# TASK STATEMENT:
Leave out the images; return the rest of the data exactly.
START MATERIAL FOR THIS EXERCISE
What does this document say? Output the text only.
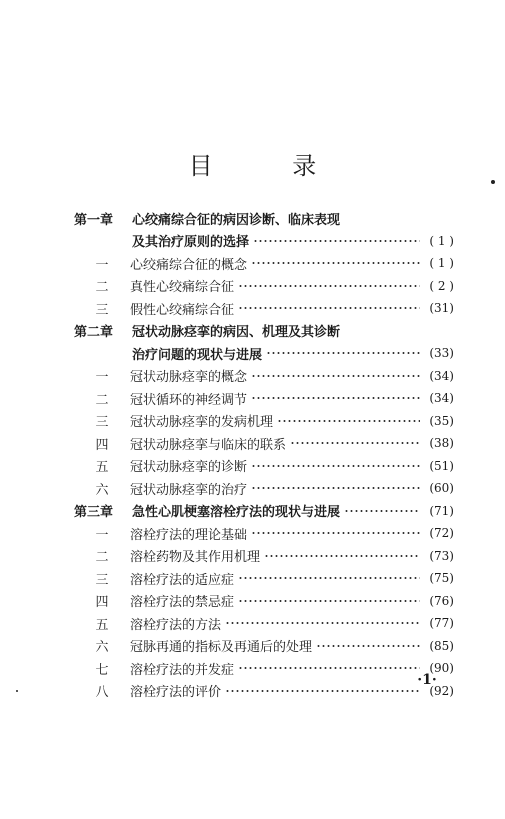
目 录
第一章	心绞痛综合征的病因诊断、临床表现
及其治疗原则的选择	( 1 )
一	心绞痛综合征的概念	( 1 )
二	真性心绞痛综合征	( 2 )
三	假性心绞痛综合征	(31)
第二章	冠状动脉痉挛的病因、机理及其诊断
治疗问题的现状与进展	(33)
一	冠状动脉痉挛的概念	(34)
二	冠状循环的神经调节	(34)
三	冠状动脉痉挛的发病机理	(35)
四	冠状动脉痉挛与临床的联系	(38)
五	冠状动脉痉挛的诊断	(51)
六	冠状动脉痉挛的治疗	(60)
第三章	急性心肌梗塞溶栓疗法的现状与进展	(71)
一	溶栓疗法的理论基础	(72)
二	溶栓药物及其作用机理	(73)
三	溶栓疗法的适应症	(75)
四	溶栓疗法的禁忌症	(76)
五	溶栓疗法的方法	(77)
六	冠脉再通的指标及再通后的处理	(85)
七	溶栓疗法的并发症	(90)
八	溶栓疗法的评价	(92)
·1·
END MATERIAL FOR THIS EXERCISE
# OUTPUT OF THE EXERCISE:
What does this document say? Output the text only.
目 录
第一章	心绞痛综合征的病因诊断、临床表现
及其治疗原则的选择	( 1 )
一	心绞痛综合征的概念	( 1 )
二	真性心绞痛综合征	( 2 )
三	假性心绞痛综合征	(31)
第二章	冠状动脉痉挛的病因、机理及其诊断
治疗问题的现状与进展	(33)
一	冠状动脉痉挛的概念	(34)
二	冠状循环的神经调节	(34)
三	冠状动脉痉挛的发病机理	(35)
四	冠状动脉痉挛与临床的联系	(38)
五	冠状动脉痉挛的诊断	(51)
六	冠状动脉痉挛的治疗	(60)
第三章	急性心肌梗塞溶栓疗法的现状与进展	(71)
一	溶栓疗法的理论基础	(72)
二	溶栓药物及其作用机理	(73)
三	溶栓疗法的适应症	(75)
四	溶栓疗法的禁忌症	(76)
五	溶栓疗法的方法	(77)
六	冠脉再通的指标及再通后的处理	(85)
七	溶栓疗法的并发症	(90)
八	溶栓疗法的评价	(92)
·1·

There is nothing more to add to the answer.